Brief:
Reproduce the listing that follows with no differences at all.

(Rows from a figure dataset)
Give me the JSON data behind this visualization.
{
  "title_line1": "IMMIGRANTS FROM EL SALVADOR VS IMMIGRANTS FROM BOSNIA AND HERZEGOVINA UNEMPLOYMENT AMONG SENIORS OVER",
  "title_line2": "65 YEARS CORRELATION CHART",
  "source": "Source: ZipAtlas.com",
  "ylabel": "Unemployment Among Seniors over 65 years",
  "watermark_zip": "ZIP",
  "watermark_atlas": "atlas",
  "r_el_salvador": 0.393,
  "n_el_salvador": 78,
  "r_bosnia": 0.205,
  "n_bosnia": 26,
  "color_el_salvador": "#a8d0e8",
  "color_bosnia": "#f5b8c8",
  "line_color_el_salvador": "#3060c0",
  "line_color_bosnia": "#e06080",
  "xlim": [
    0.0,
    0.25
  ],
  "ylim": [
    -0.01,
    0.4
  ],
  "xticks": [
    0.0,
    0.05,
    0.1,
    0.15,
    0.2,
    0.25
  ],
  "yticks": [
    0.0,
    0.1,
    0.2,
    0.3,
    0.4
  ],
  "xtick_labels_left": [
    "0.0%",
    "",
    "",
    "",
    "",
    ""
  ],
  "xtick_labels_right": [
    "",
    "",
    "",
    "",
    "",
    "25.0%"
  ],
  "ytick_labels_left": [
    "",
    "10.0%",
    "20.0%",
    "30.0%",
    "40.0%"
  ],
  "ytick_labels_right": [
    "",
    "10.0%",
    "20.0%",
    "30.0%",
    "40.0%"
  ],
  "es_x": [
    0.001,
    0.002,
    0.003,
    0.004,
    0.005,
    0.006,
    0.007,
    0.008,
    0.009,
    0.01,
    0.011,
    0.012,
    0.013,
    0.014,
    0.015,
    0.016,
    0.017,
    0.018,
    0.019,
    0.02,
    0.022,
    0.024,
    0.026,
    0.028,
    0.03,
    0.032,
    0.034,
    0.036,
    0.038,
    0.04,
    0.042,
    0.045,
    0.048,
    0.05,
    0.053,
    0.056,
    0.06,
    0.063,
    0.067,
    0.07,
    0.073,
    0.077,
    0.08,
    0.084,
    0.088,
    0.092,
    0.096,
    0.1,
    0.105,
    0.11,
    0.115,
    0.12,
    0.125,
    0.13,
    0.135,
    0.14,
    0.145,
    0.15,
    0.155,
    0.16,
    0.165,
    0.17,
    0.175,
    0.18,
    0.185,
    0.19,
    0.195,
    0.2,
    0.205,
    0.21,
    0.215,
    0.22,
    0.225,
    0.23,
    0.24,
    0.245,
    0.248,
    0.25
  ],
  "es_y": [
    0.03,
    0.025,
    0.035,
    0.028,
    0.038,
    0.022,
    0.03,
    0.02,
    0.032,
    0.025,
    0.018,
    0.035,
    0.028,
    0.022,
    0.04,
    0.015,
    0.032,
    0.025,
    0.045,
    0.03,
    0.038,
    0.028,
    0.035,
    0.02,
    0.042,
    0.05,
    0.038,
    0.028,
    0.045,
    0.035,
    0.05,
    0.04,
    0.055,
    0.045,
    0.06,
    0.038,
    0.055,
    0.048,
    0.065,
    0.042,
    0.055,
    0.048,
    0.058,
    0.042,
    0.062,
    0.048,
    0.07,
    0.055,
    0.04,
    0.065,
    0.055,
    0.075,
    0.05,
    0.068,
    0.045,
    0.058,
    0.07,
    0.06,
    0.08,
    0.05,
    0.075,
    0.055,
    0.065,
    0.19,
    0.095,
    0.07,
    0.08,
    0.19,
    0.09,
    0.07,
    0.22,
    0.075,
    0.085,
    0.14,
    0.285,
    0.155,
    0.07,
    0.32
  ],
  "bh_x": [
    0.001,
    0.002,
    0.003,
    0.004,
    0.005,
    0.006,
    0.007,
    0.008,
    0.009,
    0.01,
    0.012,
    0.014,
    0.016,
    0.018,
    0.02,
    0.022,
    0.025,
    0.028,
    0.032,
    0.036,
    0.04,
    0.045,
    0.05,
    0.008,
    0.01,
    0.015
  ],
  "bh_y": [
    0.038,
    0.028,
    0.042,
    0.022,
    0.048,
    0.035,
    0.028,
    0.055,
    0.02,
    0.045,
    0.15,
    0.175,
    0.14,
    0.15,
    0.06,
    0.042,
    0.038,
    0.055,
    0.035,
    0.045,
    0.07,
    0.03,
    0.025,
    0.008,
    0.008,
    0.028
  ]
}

Finished answer:
Give me the JSON data behind this visualization.
{
  "title_line1": "IMMIGRANTS FROM EL SALVADOR VS IMMIGRANTS FROM BOSNIA AND HERZEGOVINA UNEMPLOYMENT AMONG SENIORS OVER",
  "title_line2": "65 YEARS CORRELATION CHART",
  "source": "Source: ZipAtlas.com",
  "ylabel": "Unemployment Among Seniors over 65 years",
  "watermark_zip": "ZIP",
  "watermark_atlas": "atlas",
  "r_el_salvador": 0.393,
  "n_el_salvador": 78,
  "r_bosnia": 0.205,
  "n_bosnia": 26,
  "color_el_salvador": "#a8d0e8",
  "color_bosnia": "#f5b8c8",
  "line_color_el_salvador": "#3060c0",
  "line_color_bosnia": "#e06080",
  "xlim": [
    0.0,
    0.25
  ],
  "ylim": [
    -0.01,
    0.4
  ],
  "xticks": [
    0.0,
    0.05,
    0.1,
    0.15,
    0.2,
    0.25
  ],
  "yticks": [
    0.0,
    0.1,
    0.2,
    0.3,
    0.4
  ],
  "xtick_labels_left": [
    "0.0%",
    "",
    "",
    "",
    "",
    ""
  ],
  "xtick_labels_right": [
    "",
    "",
    "",
    "",
    "",
    "25.0%"
  ],
  "ytick_labels_left": [
    "",
    "10.0%",
    "20.0%",
    "30.0%",
    "40.0%"
  ],
  "ytick_labels_right": [
    "",
    "10.0%",
    "20.0%",
    "30.0%",
    "40.0%"
  ],
  "es_x": [
    0.001,
    0.002,
    0.003,
    0.004,
    0.005,
    0.006,
    0.007,
    0.008,
    0.009,
    0.01,
    0.011,
    0.012,
    0.013,
    0.014,
    0.015,
    0.016,
    0.017,
    0.018,
    0.019,
    0.02,
    0.022,
    0.024,
    0.026,
    0.028,
    0.03,
    0.032,
    0.034,
    0.036,
    0.038,
    0.04,
    0.042,
    0.045,
    0.048,
    0.05,
    0.053,
    0.056,
    0.06,
    0.063,
    0.067,
    0.07,
    0.073,
    0.077,
    0.08,
    0.084,
    0.088,
    0.092,
    0.096,
    0.1,
    0.105,
    0.11,
    0.115,
    0.12,
    0.125,
    0.13,
    0.135,
    0.14,
    0.145,
    0.15,
    0.155,
    0.16,
    0.165,
    0.17,
    0.175,
    0.18,
    0.185,
    0.19,
    0.195,
    0.2,
    0.205,
    0.21,
    0.215,
    0.22,
    0.225,
    0.23,
    0.24,
    0.245,
    0.248,
    0.25
  ],
  "es_y": [
    0.03,
    0.025,
    0.035,
    0.028,
    0.038,
    0.022,
    0.03,
    0.02,
    0.032,
    0.025,
    0.018,
    0.035,
    0.028,
    0.022,
    0.04,
    0.015,
    0.032,
    0.025,
    0.045,
    0.03,
    0.038,
    0.028,
    0.035,
    0.02,
    0.042,
    0.05,
    0.038,
    0.028,
    0.045,
    0.035,
    0.05,
    0.04,
    0.055,
    0.045,
    0.06,
    0.038,
    0.055,
    0.048,
    0.065,
    0.042,
    0.055,
    0.048,
    0.058,
    0.042,
    0.062,
    0.048,
    0.07,
    0.055,
    0.04,
    0.065,
    0.055,
    0.075,
    0.05,
    0.068,
    0.045,
    0.058,
    0.07,
    0.06,
    0.08,
    0.05,
    0.075,
    0.055,
    0.065,
    0.19,
    0.095,
    0.07,
    0.08,
    0.19,
    0.09,
    0.07,
    0.22,
    0.075,
    0.085,
    0.14,
    0.285,
    0.155,
    0.07,
    0.32
  ],
  "bh_x": [
    0.001,
    0.002,
    0.003,
    0.004,
    0.005,
    0.006,
    0.007,
    0.008,
    0.009,
    0.01,
    0.012,
    0.014,
    0.016,
    0.018,
    0.02,
    0.022,
    0.025,
    0.028,
    0.032,
    0.036,
    0.04,
    0.045,
    0.05,
    0.008,
    0.01,
    0.015
  ],
  "bh_y": [
    0.038,
    0.028,
    0.042,
    0.022,
    0.048,
    0.035,
    0.028,
    0.055,
    0.02,
    0.045,
    0.15,
    0.175,
    0.14,
    0.15,
    0.06,
    0.042,
    0.038,
    0.055,
    0.035,
    0.045,
    0.07,
    0.03,
    0.025,
    0.008,
    0.008,
    0.028
  ]
}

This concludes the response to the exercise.